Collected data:
------------------------------------------------------------------------

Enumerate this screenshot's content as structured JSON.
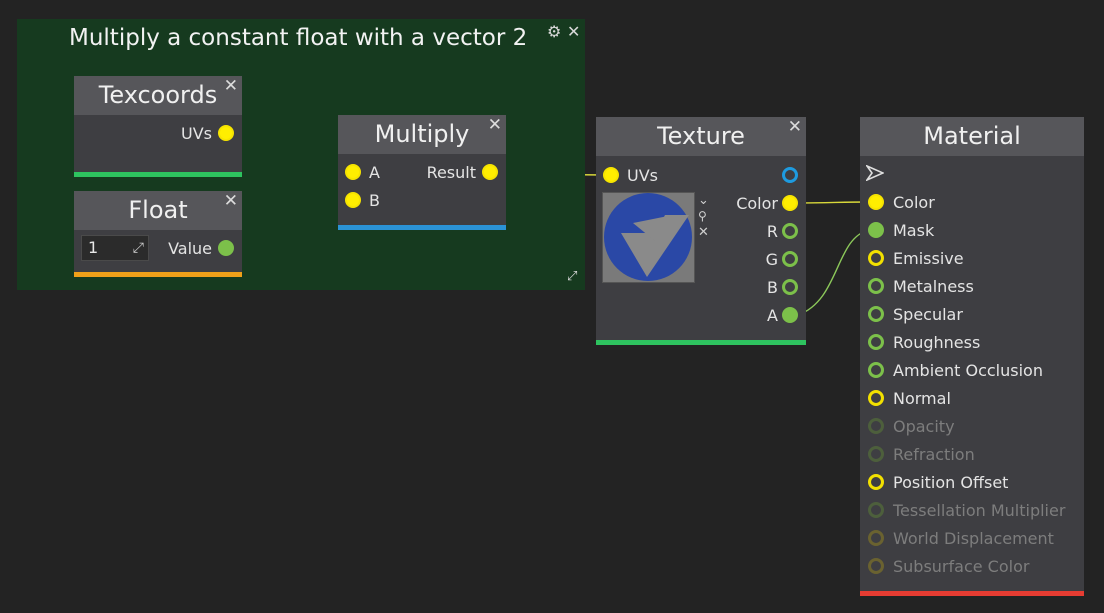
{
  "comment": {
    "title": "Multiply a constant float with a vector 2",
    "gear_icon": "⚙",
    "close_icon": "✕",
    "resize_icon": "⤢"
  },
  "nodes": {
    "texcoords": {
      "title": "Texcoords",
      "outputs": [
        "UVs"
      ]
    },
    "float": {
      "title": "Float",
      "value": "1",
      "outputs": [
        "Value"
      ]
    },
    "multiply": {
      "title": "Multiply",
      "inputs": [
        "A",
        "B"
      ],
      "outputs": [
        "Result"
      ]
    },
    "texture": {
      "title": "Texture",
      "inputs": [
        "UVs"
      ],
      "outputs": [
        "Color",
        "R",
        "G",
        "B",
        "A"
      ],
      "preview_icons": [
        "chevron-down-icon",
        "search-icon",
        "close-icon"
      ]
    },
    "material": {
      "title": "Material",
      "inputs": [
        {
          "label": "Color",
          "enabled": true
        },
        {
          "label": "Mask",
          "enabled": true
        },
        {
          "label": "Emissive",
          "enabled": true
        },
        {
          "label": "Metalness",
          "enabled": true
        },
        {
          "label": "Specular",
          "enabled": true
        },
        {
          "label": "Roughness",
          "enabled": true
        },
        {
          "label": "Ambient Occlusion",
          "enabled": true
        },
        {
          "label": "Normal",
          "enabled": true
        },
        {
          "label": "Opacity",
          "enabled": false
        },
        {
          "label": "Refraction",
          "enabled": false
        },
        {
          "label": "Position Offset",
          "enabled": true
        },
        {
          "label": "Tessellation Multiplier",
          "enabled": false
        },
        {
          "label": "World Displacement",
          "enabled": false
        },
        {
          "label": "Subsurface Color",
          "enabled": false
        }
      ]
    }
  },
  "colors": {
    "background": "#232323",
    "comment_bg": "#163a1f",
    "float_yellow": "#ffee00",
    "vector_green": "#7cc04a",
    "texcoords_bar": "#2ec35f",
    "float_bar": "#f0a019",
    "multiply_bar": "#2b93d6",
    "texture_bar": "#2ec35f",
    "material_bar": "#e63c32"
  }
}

------------------------------------------------------------------------

EXERCISE GOAL: Pull out every line holding "title" from the records above, and copy it.

CORRECT RESULT:
    "title": "Multiply a constant float with a vector 2",
      "title": "Texcoords",
      "title": "Float",
      "title": "Multiply",
      "title": "Texture",
      "title": "Material",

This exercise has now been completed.